● EXERCISE REQUIREMENTS:
Write out each record again exactly as it stands.

● SUPPLIED DATA:
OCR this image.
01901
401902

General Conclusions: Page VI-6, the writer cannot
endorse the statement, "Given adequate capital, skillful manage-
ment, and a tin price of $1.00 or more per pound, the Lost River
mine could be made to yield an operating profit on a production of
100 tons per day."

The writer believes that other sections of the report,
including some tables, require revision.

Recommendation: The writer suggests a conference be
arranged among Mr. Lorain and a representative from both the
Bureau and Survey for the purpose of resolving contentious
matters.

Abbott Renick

● COMPLETE RESPONSE:
OCR this image.
01901
401902

General Conclusions: Page VI-6, the writer cannot
endorse the statement, "Given adequate capital, skillful manage-
ment, and a tin price of $1.00 or more per pound, the Lost River
mine could be made to yield an operating profit on a production of
100 tons per day."

The writer believes that other sections of the report,
including some tables, require revision.

Recommendation: The writer suggests a conference be
arranged among Mr. Lorain and a representative from both the
Bureau and Survey for the purpose of resolving contentious
matters.

Abbott Renick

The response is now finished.